=== PROBLEM ===
Please say how many lines of the listing hold "Local", with no other words in the answer.

=== Records from a dataset ===

•••

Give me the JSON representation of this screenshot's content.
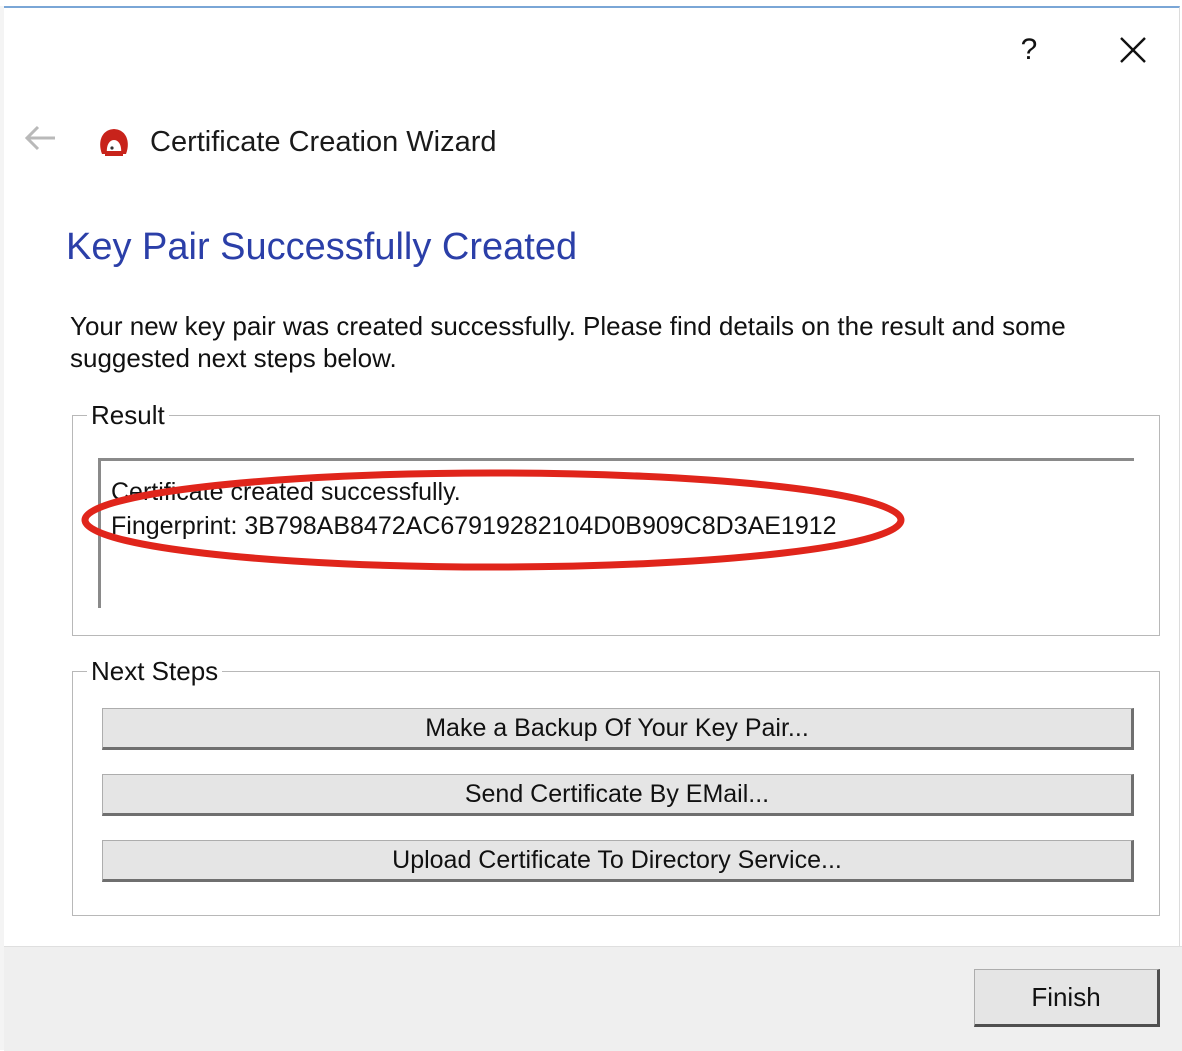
{
  "titlebar": {
    "help_label": "?"
  },
  "header": {
    "title": "Certificate Creation Wizard",
    "app_icon": "kleopatra-icon",
    "back_icon": "back-arrow-icon"
  },
  "page": {
    "heading": "Key Pair Successfully Created",
    "intro": "Your new key pair was created successfully. Please find details on the result and some suggested next steps below."
  },
  "result": {
    "legend": "Result",
    "line1": "Certificate created successfully.",
    "line2": "Fingerprint: 3B798AB8472AC67919282104D0B909C8D3AE1912"
  },
  "next_steps": {
    "legend": "Next Steps",
    "buttons": [
      "Make a Backup Of Your Key Pair...",
      "Send Certificate By EMail...",
      "Upload Certificate To Directory Service..."
    ]
  },
  "footer": {
    "finish_label": "Finish"
  },
  "colors": {
    "heading": "#2b3fa8",
    "annotation": "#e0251b",
    "icon_red": "#c8231b"
  }
}
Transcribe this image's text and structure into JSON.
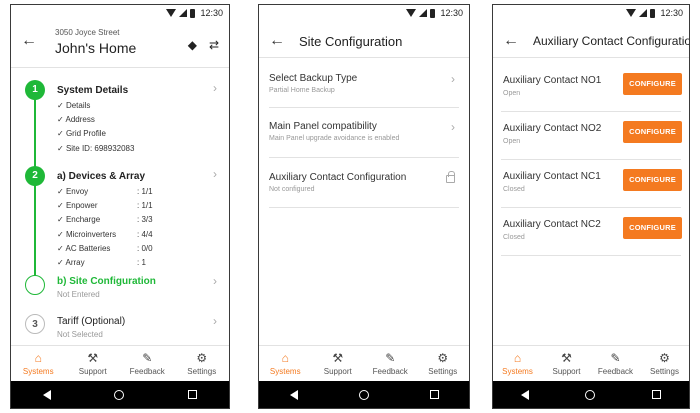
{
  "status": {
    "time": "12:30"
  },
  "nav": [
    {
      "label": "Systems",
      "icon": "home-icon"
    },
    {
      "label": "Support",
      "icon": "wrench-icon"
    },
    {
      "label": "Feedback",
      "icon": "feedback-icon"
    },
    {
      "label": "Settings",
      "icon": "gear-icon"
    }
  ],
  "screen1": {
    "address": "3050 Joyce Street",
    "home_name": "John's Home",
    "steps": [
      {
        "number": "1",
        "title": "System Details",
        "checks": [
          {
            "label": "Details"
          },
          {
            "label": "Address"
          },
          {
            "label": "Grid Profile"
          },
          {
            "label": "Site ID: 698932083"
          }
        ]
      },
      {
        "number": "2",
        "title": "a) Devices & Array",
        "checks": [
          {
            "label": "Envoy",
            "value": ": 1/1"
          },
          {
            "label": "Enpower",
            "value": ": 1/1"
          },
          {
            "label": "Encharge",
            "value": ": 3/3"
          },
          {
            "label": "Microinverters",
            "value": ": 4/4"
          },
          {
            "label": "AC Batteries",
            "value": ": 0/0"
          },
          {
            "label": "Array",
            "value": ": 1"
          }
        ]
      },
      {
        "title": "b) Site Configuration",
        "subtitle": "Not Entered"
      },
      {
        "number": "3",
        "title": "Tariff (Optional)",
        "subtitle": "Not Selected"
      }
    ]
  },
  "screen2": {
    "title": "Site Configuration",
    "items": [
      {
        "title": "Select Backup Type",
        "subtitle": "Partial Home Backup"
      },
      {
        "title": "Main Panel compatibility",
        "subtitle": "Main Panel upgrade avoidance is enabled"
      },
      {
        "title": "Auxiliary Contact Configuration",
        "subtitle": "Not configured"
      }
    ]
  },
  "screen3": {
    "title": "Auxiliary Contact Configuration",
    "button_label": "CONFIGURE",
    "items": [
      {
        "title": "Auxiliary Contact NO1",
        "subtitle": "Open"
      },
      {
        "title": "Auxiliary Contact NO2",
        "subtitle": "Open"
      },
      {
        "title": "Auxiliary Contact NC1",
        "subtitle": "Closed"
      },
      {
        "title": "Auxiliary Contact NC2",
        "subtitle": "Closed"
      }
    ]
  },
  "colors": {
    "accent": "#f47a20",
    "green": "#1fb838"
  }
}
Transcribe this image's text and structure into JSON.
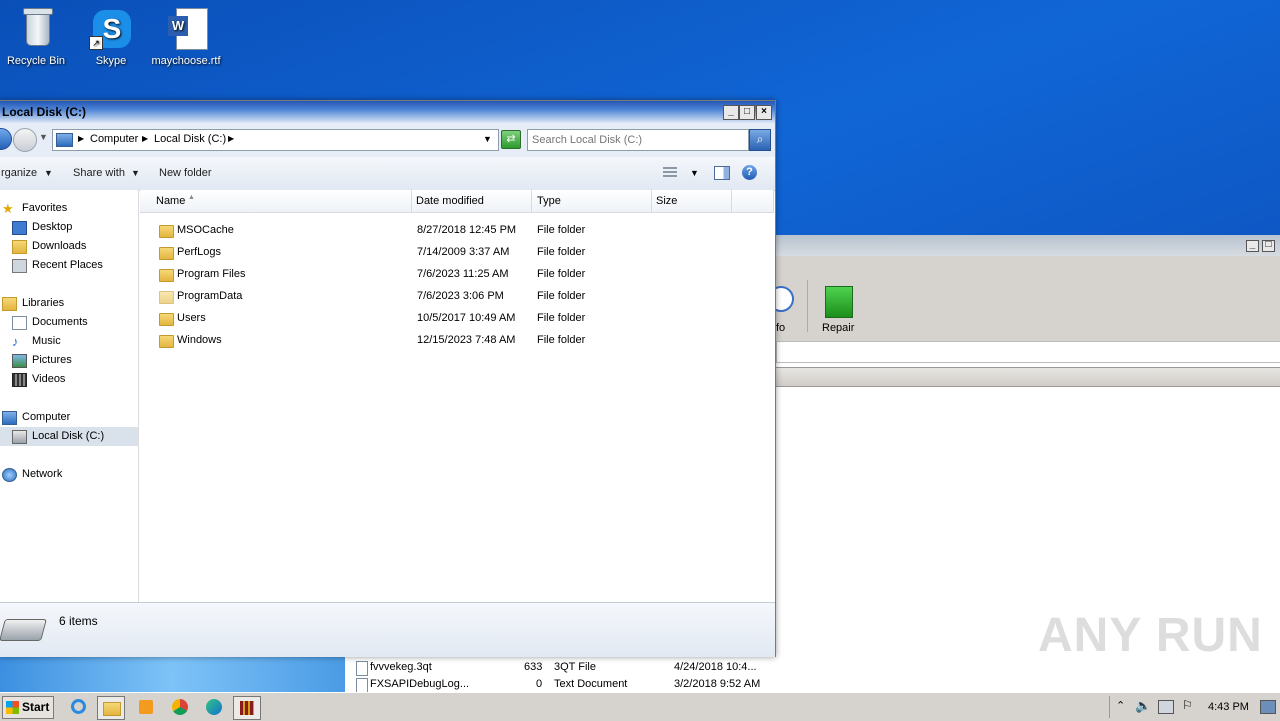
{
  "desktop": {
    "icons": [
      {
        "label": "Recycle Bin",
        "icon": "recycle-bin-icon"
      },
      {
        "label": "Skype",
        "icon": "skype-icon"
      },
      {
        "label": "maychoose.rtf",
        "icon": "word-document-icon"
      }
    ]
  },
  "explorer": {
    "title": "Local Disk (C:)",
    "breadcrumb": [
      "Computer",
      "Local Disk (C:)"
    ],
    "search_placeholder": "Search Local Disk (C:)",
    "commands": {
      "organize": "rganize",
      "share_with": "Share with",
      "new_folder": "New folder"
    },
    "columns": {
      "name": "Name",
      "date": "Date modified",
      "type": "Type",
      "size": "Size"
    },
    "files": [
      {
        "name": "MSOCache",
        "date": "8/27/2018 12:45 PM",
        "type": "File folder",
        "locked": true
      },
      {
        "name": "PerfLogs",
        "date": "7/14/2009 3:37 AM",
        "type": "File folder"
      },
      {
        "name": "Program Files",
        "date": "7/6/2023 11:25 AM",
        "type": "File folder"
      },
      {
        "name": "ProgramData",
        "date": "7/6/2023 3:06 PM",
        "type": "File folder"
      },
      {
        "name": "Users",
        "date": "10/5/2017 10:49 AM",
        "type": "File folder"
      },
      {
        "name": "Windows",
        "date": "12/15/2023 7:48 AM",
        "type": "File folder"
      }
    ],
    "nav": {
      "favorites": "Favorites",
      "desktop": "Desktop",
      "downloads": "Downloads",
      "recent": "Recent Places",
      "libraries": "Libraries",
      "documents": "Documents",
      "music": "Music",
      "pictures": "Pictures",
      "videos": "Videos",
      "computer": "Computer",
      "local_disk": "Local Disk (C:)",
      "network": "Network"
    },
    "status": "6 items"
  },
  "backwindow": {
    "info_label": "fo",
    "repair_label": "Repair",
    "rows": [
      {
        "name": "fvvvekeg.3qt",
        "size": "633",
        "type": "3QT File",
        "date": "4/24/2018 10:4..."
      },
      {
        "name": "FXSAPIDebugLog...",
        "size": "0",
        "type": "Text Document",
        "date": "3/2/2018 9:52 AM"
      }
    ]
  },
  "taskbar": {
    "start": "Start",
    "time": "4:43 PM"
  },
  "watermark": "ANY RUN"
}
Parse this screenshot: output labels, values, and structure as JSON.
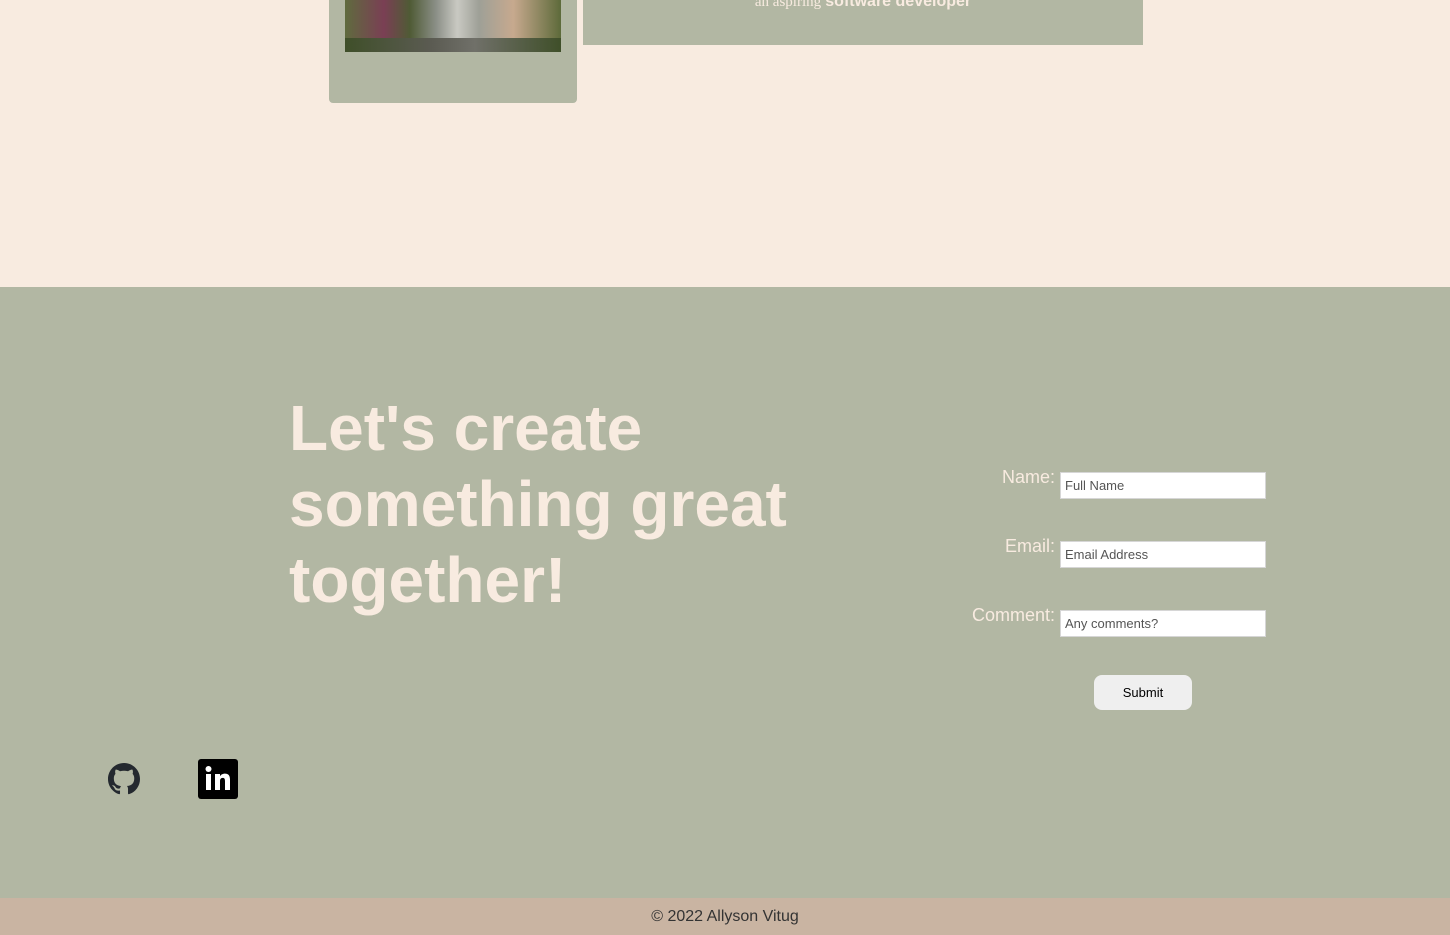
{
  "about": {
    "intro_light": "an aspiring",
    "intro_bold": "software developer"
  },
  "contact": {
    "heading": "Let's create something great together!",
    "form": {
      "name_label": "Name:",
      "name_placeholder": "Full Name",
      "email_label": "Email:",
      "email_placeholder": "Email Address",
      "comment_label": "Comment:",
      "comment_placeholder": "Any comments?",
      "submit_label": "Submit"
    },
    "social": {
      "github_icon": "github-icon",
      "linkedin_icon": "linkedin-icon"
    }
  },
  "footer": {
    "copyright": "© 2022 Allyson Vitug"
  },
  "colors": {
    "cream": "#f8ebe0",
    "sage": "#b2b7a3",
    "tan": "#c9b4a2"
  }
}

•••

=== TASK SOLUTION ===
4